DOCUMENT PASSAGE:
────
HMS Lowestoffe was a 32-gun fifth rate built at Chatham Dockyard in 1696/97. She spent her career on counter piracy patrols and trade Protection duties. She participated in the capture of Port Royal in Nova Scotia. She was rebuilt in 1722/24 as a 20-gun sixth rate. She was sold in July 1744.

She was the first vessel to bear the name Lowestoffe or Lowestoft in the English and Royal Navy.

==Construction and specifications==
She was ordered on 24 December 1696 to be built at Chatham Dockyard under the guidance of Master Shipwright Robert Lee. She was launched on 7 August 1697. Her dimensions were a gundeck of 104 ft 4 in with a keel of 87 ft 8 in for tonnage calculation with a breadth of 27 ft 8 in and a depth of hold of 10 ft 4 in. Her builder's measure tonnage was calculated as 35688/94 tons (burthen).

The gun armament initially was four demi-culverins on the lower deck (LD) with two pair of guns per side. The upper deck (UD) battery would consist of between twenty and twenty-two 6-pounder guns with ten or eleven guns per side. The gun battery would be completed by four 4-pounder guns on the quarterdeck (QD) with two to three guns per side.
────
MATERIAL SUPPLIED:
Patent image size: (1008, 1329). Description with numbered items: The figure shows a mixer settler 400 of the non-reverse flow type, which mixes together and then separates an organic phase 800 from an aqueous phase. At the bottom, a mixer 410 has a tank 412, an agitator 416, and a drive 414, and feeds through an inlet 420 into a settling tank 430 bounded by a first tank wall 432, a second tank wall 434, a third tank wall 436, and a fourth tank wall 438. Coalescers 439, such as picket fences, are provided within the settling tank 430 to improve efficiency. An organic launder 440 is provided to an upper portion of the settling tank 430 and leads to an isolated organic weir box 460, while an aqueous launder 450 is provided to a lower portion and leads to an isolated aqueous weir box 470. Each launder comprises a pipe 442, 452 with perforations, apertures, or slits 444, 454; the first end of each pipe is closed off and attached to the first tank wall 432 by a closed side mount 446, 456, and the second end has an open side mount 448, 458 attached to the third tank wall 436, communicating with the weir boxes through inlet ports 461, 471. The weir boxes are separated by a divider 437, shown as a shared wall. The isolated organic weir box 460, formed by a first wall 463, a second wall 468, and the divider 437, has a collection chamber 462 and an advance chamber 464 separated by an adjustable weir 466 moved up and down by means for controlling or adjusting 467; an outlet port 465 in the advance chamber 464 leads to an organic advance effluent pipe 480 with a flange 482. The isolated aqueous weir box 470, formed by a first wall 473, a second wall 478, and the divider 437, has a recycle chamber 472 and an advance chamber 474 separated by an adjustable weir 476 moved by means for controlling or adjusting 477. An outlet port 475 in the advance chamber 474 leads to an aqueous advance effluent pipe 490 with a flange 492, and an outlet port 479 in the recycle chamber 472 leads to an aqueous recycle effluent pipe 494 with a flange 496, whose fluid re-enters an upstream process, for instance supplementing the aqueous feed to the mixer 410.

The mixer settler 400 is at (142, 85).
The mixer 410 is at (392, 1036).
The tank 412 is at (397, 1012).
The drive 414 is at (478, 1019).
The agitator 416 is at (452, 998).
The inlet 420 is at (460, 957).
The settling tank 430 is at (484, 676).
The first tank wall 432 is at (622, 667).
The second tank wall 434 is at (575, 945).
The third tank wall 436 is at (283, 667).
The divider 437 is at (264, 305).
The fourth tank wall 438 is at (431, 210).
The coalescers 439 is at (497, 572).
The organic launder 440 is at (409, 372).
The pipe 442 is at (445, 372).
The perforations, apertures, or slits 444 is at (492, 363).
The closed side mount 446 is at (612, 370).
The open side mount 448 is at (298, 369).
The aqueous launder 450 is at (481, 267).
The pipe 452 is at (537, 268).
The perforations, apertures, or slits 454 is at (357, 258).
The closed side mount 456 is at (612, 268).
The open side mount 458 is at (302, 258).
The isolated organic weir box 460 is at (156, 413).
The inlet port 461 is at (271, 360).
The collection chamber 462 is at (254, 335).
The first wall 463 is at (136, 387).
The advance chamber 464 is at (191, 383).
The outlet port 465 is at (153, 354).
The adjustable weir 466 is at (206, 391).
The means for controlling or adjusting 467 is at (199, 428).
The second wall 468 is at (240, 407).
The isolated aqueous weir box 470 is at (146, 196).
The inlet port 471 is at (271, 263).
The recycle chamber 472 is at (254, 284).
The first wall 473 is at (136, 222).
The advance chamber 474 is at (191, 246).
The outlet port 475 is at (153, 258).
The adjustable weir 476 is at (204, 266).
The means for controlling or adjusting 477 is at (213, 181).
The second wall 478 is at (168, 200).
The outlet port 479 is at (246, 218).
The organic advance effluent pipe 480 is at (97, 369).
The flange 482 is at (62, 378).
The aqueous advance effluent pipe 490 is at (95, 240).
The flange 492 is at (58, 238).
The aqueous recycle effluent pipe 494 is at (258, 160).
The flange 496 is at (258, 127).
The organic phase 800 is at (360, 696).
────
TO DO:
(1) List every dimension in feet and inches given in the passage about HMS Lowestoffe, along with what each one measures.
(2) Quote the passage about HMS Lowestoffe word for word, beginning at the words "She was the" and stopping after "three guns per side.".
The rows aren't needed for this.

ANSWERS FOR EACH ITEM:
(1)
- Gundeck: 104 ft 4 in
- Keel (for tonnage calculation): 87 ft 8 in
- Breadth: 27 ft 8 in
- Depth of hold: 10 ft 4 in

(2)
She was the first vessel to bear the name Lowestoffe or Lowestoft in the English and Royal Navy.

==Construction and specifications==
She was ordered on 24 December 1696 to be built at Chatham Dockyard under the guidance of Master Shipwright Robert Lee. She was launched on 7 August 1697. Her dimensions were a gundeck of 104 ft 4 in with a keel of 87 ft 8 in for tonnage calculation with a breadth of 27 ft 8 in and a depth of hold of 10 ft 4 in. Her builder's measure tonnage was calculated as 35688/94 tons (burthen).

The gun armament initially was four demi-culverins on the lower deck (LD) with two pair of guns per side. The upper deck (UD) battery would consist of between twenty and twenty-two 6-pounder guns with ten or eleven guns per side. The gun battery would be completed by four 4-pounder guns on the quarterdeck (QD) with two to three guns per side.